● PROBLEM:
Pull every line that holds the word "values" from the entries.

● Records excerpted from a collection:

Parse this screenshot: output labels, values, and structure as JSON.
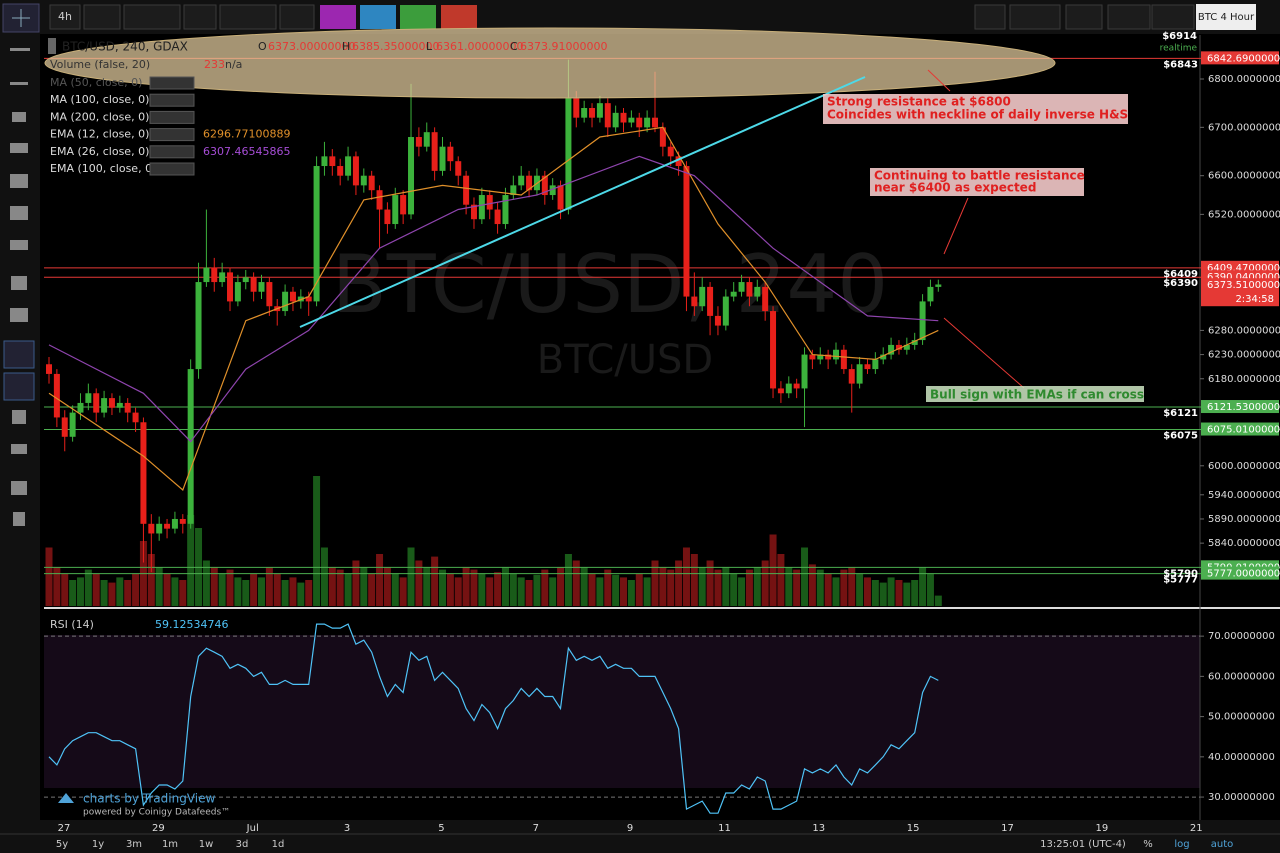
{
  "toolbar": {
    "interval": "4h",
    "symbol_label": "BTC 4 Hour"
  },
  "legend": {
    "symbol": "BTC/USD, 240, GDAX",
    "ohlc": [
      {
        "label": "O",
        "value": "6373.00000000"
      },
      {
        "label": "H",
        "value": "6385.35000000"
      },
      {
        "label": "L",
        "value": "6361.00000000"
      },
      {
        "label": "C",
        "value": "6373.91000000"
      }
    ],
    "volume": "Volume (false, 20)",
    "volume_value": "233",
    "volume_na": "n/a",
    "studies": [
      {
        "name": "MA (50, close, 0)"
      },
      {
        "name": "MA (100, close, 0)"
      },
      {
        "name": "MA (200, close, 0)"
      },
      {
        "name": "EMA (12, close, 0)",
        "value": "6296.77100889"
      },
      {
        "name": "EMA (26, close, 0)",
        "value": "6307.46545865"
      },
      {
        "name": "EMA (100, close, 0)"
      }
    ]
  },
  "watermark": {
    "title": "BTC/USD, 240",
    "subtitle": "BTC/USD"
  },
  "chart": {
    "ylim": [
      5710,
      6891
    ],
    "price_ticks": [
      {
        "value": 6800,
        "label": "6800.00000000"
      },
      {
        "value": 6700,
        "label": "6700.00000000"
      },
      {
        "value": 6600,
        "label": "6600.00000000"
      },
      {
        "value": 6520,
        "label": "6520.00000000"
      },
      {
        "value": 6280,
        "label": "6280.00000000"
      },
      {
        "value": 6230,
        "label": "6230.00000000"
      },
      {
        "value": 6180,
        "label": "6180.00000000"
      },
      {
        "value": 6000,
        "label": "6000.00000000"
      },
      {
        "value": 5940,
        "label": "5940.00000000"
      },
      {
        "value": 5890,
        "label": "5890.00000000"
      },
      {
        "value": 5840,
        "label": "5840.00000000"
      }
    ],
    "top_tag": "$6914",
    "realtime": "realtime",
    "levels": [
      {
        "value": 6842.69,
        "label": "6842.69000000",
        "tag": "$6843",
        "color": "#e53935"
      },
      {
        "value": 6409.47,
        "label": "6409.47000000",
        "tag": "$6409",
        "color": "#e53935"
      },
      {
        "value": 6390.04,
        "label": "6390.04000000",
        "tag": "$6390",
        "color": "#e53935"
      },
      {
        "value": 6121.53,
        "label": "6121.53000000",
        "tag": "$6121",
        "color": "#4caf50"
      },
      {
        "value": 6075.01,
        "label": "6075.01000000",
        "tag": "$6075",
        "color": "#4caf50"
      },
      {
        "value": 5790.01,
        "label": "5790.01000000",
        "tag": "$5790",
        "color": "#4caf50"
      },
      {
        "value": 5777,
        "label": "5777.00000000",
        "tag": "$5777",
        "color": "#4caf50"
      }
    ],
    "last": {
      "value": 6373.51,
      "label": "6373.51000000",
      "countdown": "2:34:58"
    },
    "dates": [
      "27",
      "29",
      "Jul",
      "3",
      "5",
      "7",
      "9",
      "11",
      "13",
      "15",
      "17",
      "19",
      "21"
    ],
    "candles": [
      [
        6210,
        6225,
        6170,
        6190
      ],
      [
        6190,
        6200,
        6080,
        6100
      ],
      [
        6100,
        6115,
        6030,
        6060
      ],
      [
        6060,
        6125,
        6050,
        6110
      ],
      [
        6110,
        6150,
        6095,
        6130
      ],
      [
        6130,
        6170,
        6115,
        6150
      ],
      [
        6150,
        6160,
        6090,
        6110
      ],
      [
        6110,
        6155,
        6100,
        6140
      ],
      [
        6140,
        6150,
        6105,
        6120
      ],
      [
        6120,
        6145,
        6110,
        6130
      ],
      [
        6130,
        6140,
        6090,
        6110
      ],
      [
        6110,
        6120,
        6070,
        6090
      ],
      [
        6090,
        6100,
        5800,
        5880
      ],
      [
        5880,
        5900,
        5780,
        5860
      ],
      [
        5860,
        5895,
        5845,
        5880
      ],
      [
        5880,
        5890,
        5850,
        5870
      ],
      [
        5870,
        5905,
        5860,
        5890
      ],
      [
        5890,
        5900,
        5860,
        5880
      ],
      [
        5880,
        6220,
        5870,
        6200
      ],
      [
        6200,
        6420,
        6180,
        6380
      ],
      [
        6380,
        6530,
        6370,
        6410
      ],
      [
        6410,
        6430,
        6360,
        6380
      ],
      [
        6380,
        6420,
        6370,
        6400
      ],
      [
        6400,
        6410,
        6320,
        6340
      ],
      [
        6340,
        6395,
        6330,
        6380
      ],
      [
        6380,
        6405,
        6365,
        6390
      ],
      [
        6390,
        6400,
        6340,
        6360
      ],
      [
        6360,
        6395,
        6345,
        6380
      ],
      [
        6380,
        6390,
        6310,
        6330
      ],
      [
        6330,
        6345,
        6290,
        6320
      ],
      [
        6320,
        6375,
        6310,
        6360
      ],
      [
        6360,
        6370,
        6320,
        6340
      ],
      [
        6340,
        6365,
        6325,
        6350
      ],
      [
        6350,
        6360,
        6310,
        6340
      ],
      [
        6340,
        6640,
        6330,
        6620
      ],
      [
        6620,
        6670,
        6600,
        6640
      ],
      [
        6640,
        6655,
        6600,
        6620
      ],
      [
        6620,
        6635,
        6580,
        6600
      ],
      [
        6600,
        6660,
        6590,
        6640
      ],
      [
        6640,
        6650,
        6560,
        6580
      ],
      [
        6580,
        6615,
        6565,
        6600
      ],
      [
        6600,
        6610,
        6550,
        6570
      ],
      [
        6570,
        6580,
        6450,
        6530
      ],
      [
        6530,
        6545,
        6480,
        6500
      ],
      [
        6500,
        6575,
        6490,
        6560
      ],
      [
        6560,
        6570,
        6500,
        6520
      ],
      [
        6520,
        6790,
        6510,
        6680
      ],
      [
        6680,
        6700,
        6640,
        6660
      ],
      [
        6660,
        6710,
        6650,
        6690
      ],
      [
        6690,
        6700,
        6590,
        6610
      ],
      [
        6610,
        6680,
        6600,
        6660
      ],
      [
        6660,
        6670,
        6610,
        6630
      ],
      [
        6630,
        6640,
        6580,
        6600
      ],
      [
        6600,
        6610,
        6520,
        6540
      ],
      [
        6540,
        6555,
        6490,
        6510
      ],
      [
        6510,
        6575,
        6500,
        6560
      ],
      [
        6560,
        6570,
        6510,
        6530
      ],
      [
        6530,
        6545,
        6480,
        6500
      ],
      [
        6500,
        6575,
        6490,
        6560
      ],
      [
        6560,
        6600,
        6550,
        6580
      ],
      [
        6580,
        6620,
        6570,
        6600
      ],
      [
        6600,
        6610,
        6555,
        6570
      ],
      [
        6570,
        6615,
        6560,
        6600
      ],
      [
        6600,
        6610,
        6540,
        6560
      ],
      [
        6560,
        6595,
        6550,
        6580
      ],
      [
        6580,
        6590,
        6510,
        6530
      ],
      [
        6530,
        6840,
        6520,
        6760
      ],
      [
        6760,
        6775,
        6700,
        6720
      ],
      [
        6720,
        6755,
        6710,
        6740
      ],
      [
        6740,
        6750,
        6700,
        6720
      ],
      [
        6720,
        6765,
        6710,
        6750
      ],
      [
        6750,
        6760,
        6680,
        6700
      ],
      [
        6700,
        6745,
        6690,
        6730
      ],
      [
        6730,
        6740,
        6690,
        6710
      ],
      [
        6710,
        6735,
        6700,
        6720
      ],
      [
        6720,
        6730,
        6680,
        6700
      ],
      [
        6700,
        6735,
        6690,
        6720
      ],
      [
        6720,
        6815,
        6690,
        6700
      ],
      [
        6700,
        6710,
        6640,
        6660
      ],
      [
        6660,
        6670,
        6620,
        6640
      ],
      [
        6640,
        6650,
        6600,
        6620
      ],
      [
        6620,
        6630,
        6320,
        6350
      ],
      [
        6350,
        6400,
        6310,
        6330
      ],
      [
        6330,
        6390,
        6320,
        6370
      ],
      [
        6370,
        6380,
        6270,
        6310
      ],
      [
        6310,
        6330,
        6270,
        6290
      ],
      [
        6290,
        6365,
        6280,
        6350
      ],
      [
        6350,
        6380,
        6340,
        6360
      ],
      [
        6360,
        6395,
        6350,
        6380
      ],
      [
        6380,
        6390,
        6330,
        6350
      ],
      [
        6350,
        6385,
        6340,
        6370
      ],
      [
        6370,
        6380,
        6300,
        6320
      ],
      [
        6320,
        6330,
        6140,
        6160
      ],
      [
        6160,
        6175,
        6130,
        6150
      ],
      [
        6150,
        6185,
        6140,
        6170
      ],
      [
        6170,
        6180,
        6140,
        6160
      ],
      [
        6160,
        6245,
        6080,
        6230
      ],
      [
        6230,
        6240,
        6200,
        6220
      ],
      [
        6220,
        6245,
        6210,
        6230
      ],
      [
        6230,
        6240,
        6200,
        6220
      ],
      [
        6220,
        6255,
        6210,
        6240
      ],
      [
        6240,
        6250,
        6190,
        6200
      ],
      [
        6200,
        6210,
        6110,
        6170
      ],
      [
        6170,
        6225,
        6160,
        6210
      ],
      [
        6210,
        6220,
        6190,
        6200
      ],
      [
        6200,
        6235,
        6190,
        6220
      ],
      [
        6220,
        6245,
        6210,
        6230
      ],
      [
        6230,
        6265,
        6220,
        6250
      ],
      [
        6250,
        6260,
        6230,
        6240
      ],
      [
        6240,
        6265,
        6230,
        6250
      ],
      [
        6250,
        6275,
        6240,
        6260
      ],
      [
        6260,
        6355,
        6250,
        6340
      ],
      [
        6340,
        6385,
        6330,
        6370
      ],
      [
        6370,
        6385,
        6360,
        6375
      ]
    ],
    "volume": [
      45,
      30,
      25,
      20,
      22,
      28,
      25,
      20,
      18,
      22,
      20,
      25,
      50,
      40,
      30,
      25,
      22,
      20,
      70,
      60,
      35,
      30,
      25,
      28,
      22,
      20,
      25,
      22,
      30,
      25,
      20,
      22,
      18,
      20,
      100,
      45,
      30,
      28,
      25,
      35,
      30,
      25,
      40,
      30,
      25,
      22,
      45,
      35,
      30,
      38,
      28,
      25,
      22,
      30,
      28,
      25,
      22,
      26,
      30,
      25,
      22,
      20,
      24,
      28,
      22,
      30,
      40,
      35,
      30,
      25,
      22,
      28,
      24,
      22,
      20,
      25,
      22,
      35,
      30,
      28,
      35,
      45,
      40,
      30,
      35,
      28,
      30,
      25,
      22,
      28,
      30,
      35,
      55,
      40,
      30,
      28,
      45,
      32,
      28,
      25,
      22,
      28,
      30,
      25,
      22,
      20,
      18,
      22,
      20,
      18,
      20,
      30,
      25,
      8
    ],
    "ema12": {
      "color": "#e0902a",
      "x": [
        0,
        12,
        17,
        25,
        33,
        40,
        50,
        60,
        70,
        78,
        85,
        91,
        97,
        105,
        113
      ],
      "values": [
        6150,
        6020,
        5950,
        6300,
        6350,
        6550,
        6580,
        6560,
        6680,
        6700,
        6500,
        6380,
        6230,
        6220,
        6280
      ]
    },
    "ema26": {
      "color": "#8e44ad",
      "x": [
        0,
        12,
        18,
        25,
        33,
        42,
        52,
        62,
        75,
        82,
        92,
        104,
        113
      ],
      "values": [
        6250,
        6150,
        6050,
        6200,
        6280,
        6450,
        6530,
        6560,
        6640,
        6600,
        6450,
        6310,
        6300
      ]
    }
  },
  "rsi": {
    "label": "RSI (14)",
    "value": "59.12534746",
    "color": "#4fc3f7",
    "ylim": [
      24.3,
      76
    ],
    "ticks": [
      {
        "value": 70,
        "label": "70.00000000"
      },
      {
        "value": 60,
        "label": "60.00000000"
      },
      {
        "value": 50,
        "label": "50.00000000"
      },
      {
        "value": 40,
        "label": "40.00000000"
      },
      {
        "value": 30,
        "label": "30.00000000"
      }
    ],
    "band": [
      30,
      70
    ],
    "values": [
      40,
      38,
      42,
      44,
      45,
      46,
      46,
      45,
      44,
      44,
      43,
      42,
      28,
      31,
      33,
      33,
      32,
      34,
      55,
      65,
      67,
      66,
      65,
      62,
      63,
      62,
      60,
      61,
      58,
      58,
      59,
      58,
      58,
      58,
      73,
      73,
      72,
      72,
      73,
      68,
      69,
      66,
      60,
      55,
      58,
      56,
      66,
      64,
      65,
      59,
      61,
      59,
      57,
      52,
      49,
      53,
      51,
      47,
      52,
      54,
      57,
      55,
      57,
      55,
      55,
      52,
      67,
      64,
      65,
      64,
      65,
      62,
      63,
      62,
      62,
      60,
      60,
      60,
      56,
      52,
      47,
      27,
      28,
      29,
      26,
      26,
      31,
      31,
      33,
      32,
      35,
      34,
      27,
      27,
      28,
      29,
      37,
      36,
      37,
      36,
      38,
      35,
      33,
      37,
      36,
      38,
      40,
      43,
      42,
      44,
      46,
      56,
      60,
      59
    ]
  },
  "annotations": [
    {
      "text": [
        "Strong resistance at $6800",
        "Coincides with neckline of daily inverse H&S"
      ]
    },
    {
      "text": [
        "Continuing to battle resistance",
        "near $6400 as expected"
      ]
    },
    {
      "text": [
        "Bull sign with EMAs if can cross"
      ]
    }
  ],
  "branding": {
    "name": "charts by TradingView",
    "powered": "powered by Coinigy Datafeeds™"
  },
  "bottom_bar": {
    "ranges": [
      "5y",
      "1y",
      "3m",
      "1m",
      "1w",
      "3d",
      "1d"
    ],
    "clock": "13:25:01 (UTC-4)",
    "options": [
      "%",
      "log",
      "auto"
    ]
  }
}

● SOLVED EXERCISE:
Parse this screenshot: output labels, values, and structure as JSON.
      "values": [
      "values": [
    "values": [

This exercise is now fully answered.